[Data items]

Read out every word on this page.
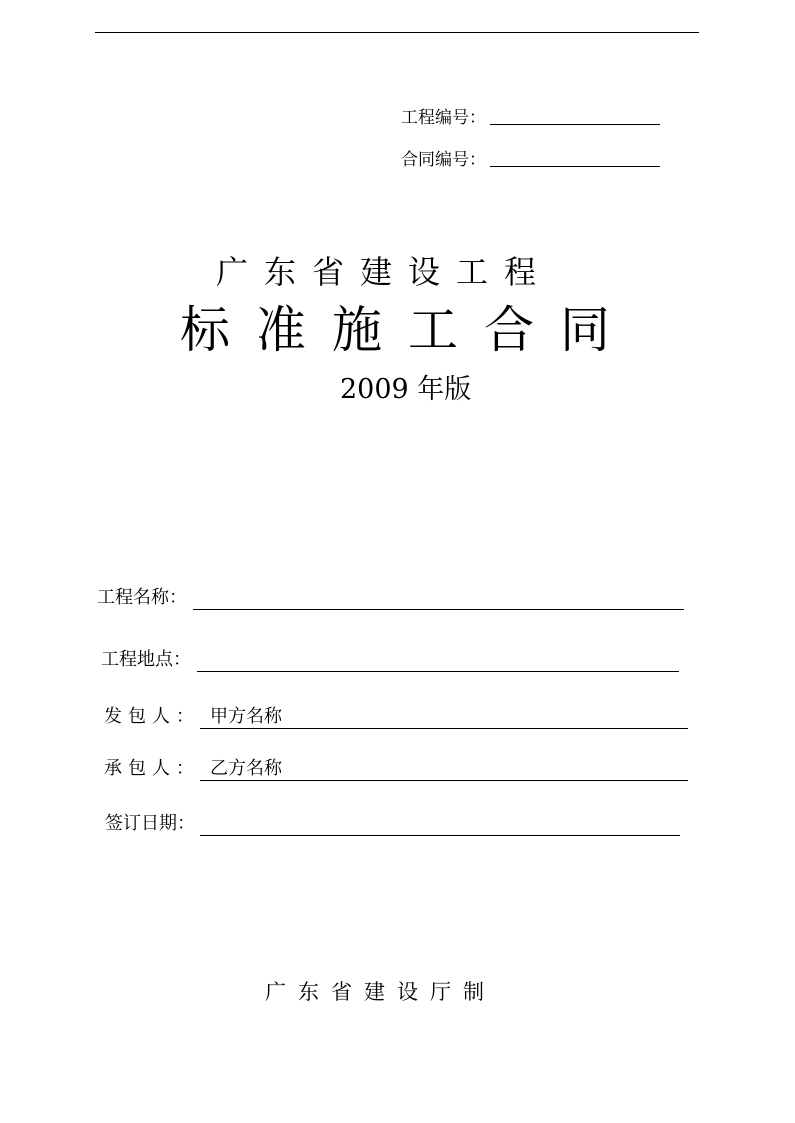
工程编号：
合同编号：
广东省建设工程
标准施工合同
2009 年版
工程名称：
工程地点：
发包人： 甲方名称
承包人： 乙方名称
签订日期：
广东省建设厅制
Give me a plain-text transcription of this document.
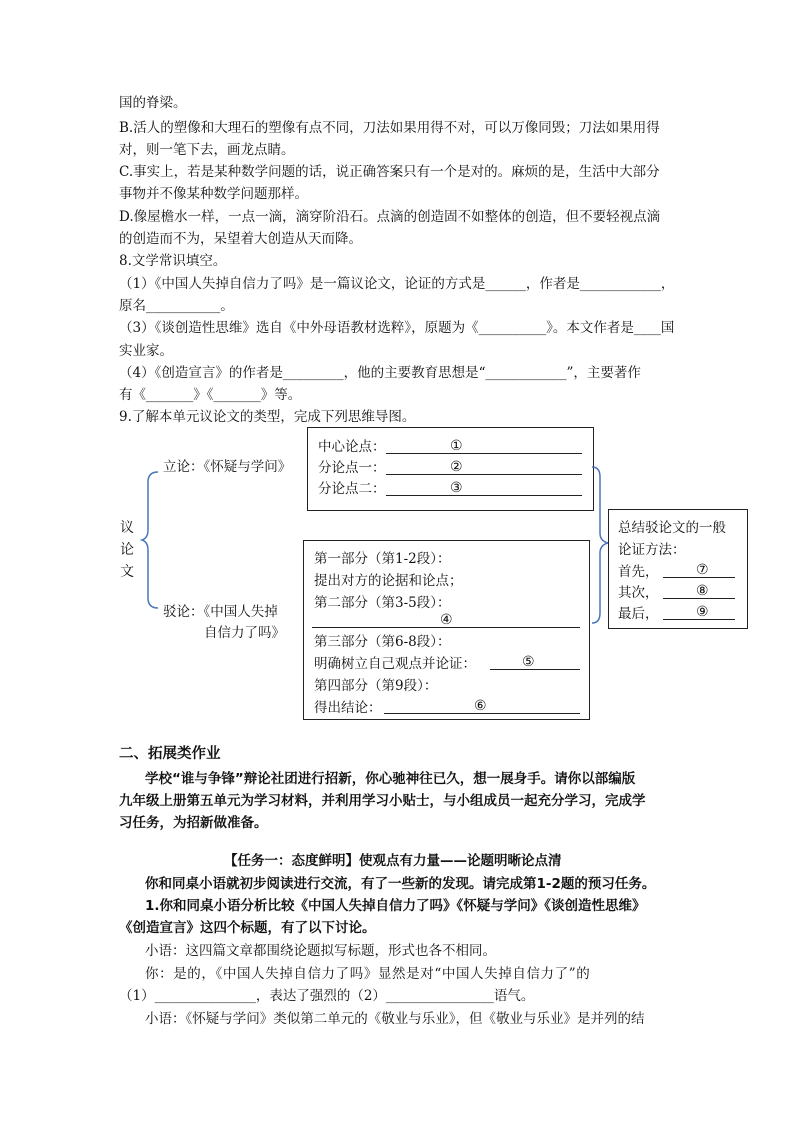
国的脊梁。
B.活人的塑像和大理石的塑像有点不同，刀法如果用得不对，可以万像同毁；刀法如果用得
对，则一笔下去，画龙点睛。
C.事实上，若是某种数学问题的话，说正确答案只有一个是对的。麻烦的是，生活中大部分
事物并不像某种数学问题那样。
D.像屋檐水一样，一点一滴，滴穿阶沿石。点滴的创造固不如整体的创造，但不要轻视点滴
的创造而不为，呆望着大创造从天而降。
8.文学常识填空。
（1）《中国人失掉自信力了吗》是一篇议论文，论证的方式是______，作者是____________，
原名___________。
（3）《谈创造性思维》选自《中外母语教材选粹》，原题为《__________》。本文作者是____国
实业家。
（4）《创造宣言》的作者是_________，他的主要教育思想是“____________”，主要著作
有《_______》《_______》等。
9.了解本单元议论文的类型，完成下列思维导图。
议论文
立论：《怀疑与学问》
驳论：《中国人失掉
自信力了吗》
中心论点：	①
分论点一：	②
分论点二：	③
第一部分（第1-2段）：
提出对方的论据和论点；
第二部分（第3-5段）：
④
第三部分（第6-8段）：
明确树立自己观点并论证：	⑤
第四部分（第9段）：
得出结论：	⑥
总结驳论文的一般
论证方法：
首先，	⑦
其次，	⑧
最后，	⑨
二、拓展类作业
学校“谁与争锋”辩论社团进行招新，你心驰神往已久，想一展身手。请你以部编版
九年级上册第五单元为学习材料，并利用学习小贴士，与小组成员一起充分学习，完成学
习任务，为招新做准备。
【任务一：态度鲜明】使观点有力量——论题明晰论点清
你和同桌小语就初步阅读进行交流，有了一些新的发现。请完成第1-2题的预习任务。
1.你和同桌小语分析比较《中国人失掉自信力了吗》《怀疑与学问》《谈创造性思维》
《创造宣言》这四个标题，有了以下讨论。
小语：这四篇文章都围绕论题拟写标题，形式也各不相同。
你：是的，《中国人失掉自信力了吗》显然是对“中国人失掉自信力了”的
（1）_______________，表达了强烈的（2）________________语气。
小语：《怀疑与学问》类似第二单元的《敬业与乐业》，但《敬业与乐业》是并列的结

▶ [Given request]
Pictures do not go in the copy. Write out exactly the lines from the line containing "Give me a plain-text" through the last line of the listing.

▶ [Solution to this exercise]
Give me a plain-text transcription of this document.
国的脊梁。
B.活人的塑像和大理石的塑像有点不同，刀法如果用得不对，可以万像同毁；刀法如果用得
对，则一笔下去，画龙点睛。
C.事实上，若是某种数学问题的话，说正确答案只有一个是对的。麻烦的是，生活中大部分
事物并不像某种数学问题那样。
D.像屋檐水一样，一点一滴，滴穿阶沿石。点滴的创造固不如整体的创造，但不要轻视点滴
的创造而不为，呆望着大创造从天而降。
8.文学常识填空。
（1）《中国人失掉自信力了吗》是一篇议论文，论证的方式是______，作者是____________，
原名___________。
（3）《谈创造性思维》选自《中外母语教材选粹》，原题为《__________》。本文作者是____国
实业家。
（4）《创造宣言》的作者是_________，他的主要教育思想是“____________”，主要著作
有《_______》《_______》等。
9.了解本单元议论文的类型，完成下列思维导图。
议论文
立论：《怀疑与学问》
驳论：《中国人失掉
自信力了吗》
中心论点：	①
分论点一：	②
分论点二：	③
第一部分（第1-2段）：
提出对方的论据和论点；
第二部分（第3-5段）：
④
第三部分（第6-8段）：
明确树立自己观点并论证：	⑤
第四部分（第9段）：
得出结论：	⑥
总结驳论文的一般
论证方法：
首先，	⑦
其次，	⑧
最后，	⑨
二、拓展类作业
学校“谁与争锋”辩论社团进行招新，你心驰神往已久，想一展身手。请你以部编版
九年级上册第五单元为学习材料，并利用学习小贴士，与小组成员一起充分学习，完成学
习任务，为招新做准备。
【任务一：态度鲜明】使观点有力量——论题明晰论点清
你和同桌小语就初步阅读进行交流，有了一些新的发现。请完成第1-2题的预习任务。
1.你和同桌小语分析比较《中国人失掉自信力了吗》《怀疑与学问》《谈创造性思维》
《创造宣言》这四个标题，有了以下讨论。
小语：这四篇文章都围绕论题拟写标题，形式也各不相同。
你：是的，《中国人失掉自信力了吗》显然是对“中国人失掉自信力了”的
（1）_______________，表达了强烈的（2）________________语气。
小语：《怀疑与学问》类似第二单元的《敬业与乐业》，但《敬业与乐业》是并列的结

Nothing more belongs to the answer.